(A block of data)
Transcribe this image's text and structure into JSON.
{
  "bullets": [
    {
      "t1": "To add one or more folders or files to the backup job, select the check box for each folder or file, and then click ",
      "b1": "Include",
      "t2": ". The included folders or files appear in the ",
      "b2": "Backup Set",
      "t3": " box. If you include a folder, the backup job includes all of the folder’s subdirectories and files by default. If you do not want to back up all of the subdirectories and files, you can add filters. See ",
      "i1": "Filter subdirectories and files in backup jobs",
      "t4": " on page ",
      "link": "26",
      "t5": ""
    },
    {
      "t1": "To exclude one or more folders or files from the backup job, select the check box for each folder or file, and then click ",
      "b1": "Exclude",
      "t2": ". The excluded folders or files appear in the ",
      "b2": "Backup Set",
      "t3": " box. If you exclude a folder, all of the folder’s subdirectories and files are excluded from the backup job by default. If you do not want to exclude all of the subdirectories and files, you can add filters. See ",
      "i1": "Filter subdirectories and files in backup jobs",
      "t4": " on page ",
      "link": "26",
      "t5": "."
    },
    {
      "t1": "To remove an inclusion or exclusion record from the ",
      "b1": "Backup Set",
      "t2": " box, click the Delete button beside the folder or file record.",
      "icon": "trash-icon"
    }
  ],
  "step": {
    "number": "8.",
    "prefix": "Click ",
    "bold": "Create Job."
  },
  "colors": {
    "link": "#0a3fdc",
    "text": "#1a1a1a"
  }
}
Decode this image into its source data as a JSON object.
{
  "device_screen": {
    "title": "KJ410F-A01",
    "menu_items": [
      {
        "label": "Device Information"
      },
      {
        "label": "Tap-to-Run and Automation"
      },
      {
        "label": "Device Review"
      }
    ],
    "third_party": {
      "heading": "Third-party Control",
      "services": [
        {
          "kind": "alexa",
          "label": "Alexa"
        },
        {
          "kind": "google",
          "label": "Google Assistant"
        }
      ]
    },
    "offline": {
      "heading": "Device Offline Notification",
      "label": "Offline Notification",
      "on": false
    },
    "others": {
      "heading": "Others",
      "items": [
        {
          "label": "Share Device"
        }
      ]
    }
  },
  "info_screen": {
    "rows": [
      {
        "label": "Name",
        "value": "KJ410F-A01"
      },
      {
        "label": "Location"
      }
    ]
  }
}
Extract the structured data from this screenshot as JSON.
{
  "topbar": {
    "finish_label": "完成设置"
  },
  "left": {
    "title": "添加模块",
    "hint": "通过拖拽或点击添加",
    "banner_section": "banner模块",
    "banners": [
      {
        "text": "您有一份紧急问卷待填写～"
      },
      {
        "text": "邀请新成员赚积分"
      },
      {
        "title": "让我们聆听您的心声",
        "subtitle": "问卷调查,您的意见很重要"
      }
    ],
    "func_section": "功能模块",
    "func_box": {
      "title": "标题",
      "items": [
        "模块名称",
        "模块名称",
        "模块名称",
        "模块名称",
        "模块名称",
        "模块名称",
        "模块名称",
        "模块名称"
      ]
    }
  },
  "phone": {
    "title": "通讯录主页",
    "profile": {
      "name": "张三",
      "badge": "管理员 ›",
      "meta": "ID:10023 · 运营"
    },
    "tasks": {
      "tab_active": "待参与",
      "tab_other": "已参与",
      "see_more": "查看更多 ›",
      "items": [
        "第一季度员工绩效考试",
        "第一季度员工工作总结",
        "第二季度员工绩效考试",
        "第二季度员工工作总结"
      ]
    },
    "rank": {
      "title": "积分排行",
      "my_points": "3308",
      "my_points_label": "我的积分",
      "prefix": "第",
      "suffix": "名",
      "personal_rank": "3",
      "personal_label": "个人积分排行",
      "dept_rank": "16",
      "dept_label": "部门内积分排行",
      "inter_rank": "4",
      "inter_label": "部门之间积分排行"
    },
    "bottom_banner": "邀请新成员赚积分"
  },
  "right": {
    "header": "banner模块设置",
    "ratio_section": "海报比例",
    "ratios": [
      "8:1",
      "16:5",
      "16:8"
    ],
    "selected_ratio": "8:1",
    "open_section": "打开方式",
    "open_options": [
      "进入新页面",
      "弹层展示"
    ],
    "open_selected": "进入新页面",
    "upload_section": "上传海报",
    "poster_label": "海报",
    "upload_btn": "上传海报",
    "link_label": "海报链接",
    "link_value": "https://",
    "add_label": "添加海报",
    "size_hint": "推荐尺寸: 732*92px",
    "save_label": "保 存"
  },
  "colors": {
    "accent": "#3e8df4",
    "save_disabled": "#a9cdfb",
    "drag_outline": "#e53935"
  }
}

◆ SHORT PROBLEM
Point out every line holding the string "heading" and copy it.

◆ FINAL ANSWER
      "heading": "Third-party Control",
      "heading": "Device Offline Notification",
      "heading": "Others",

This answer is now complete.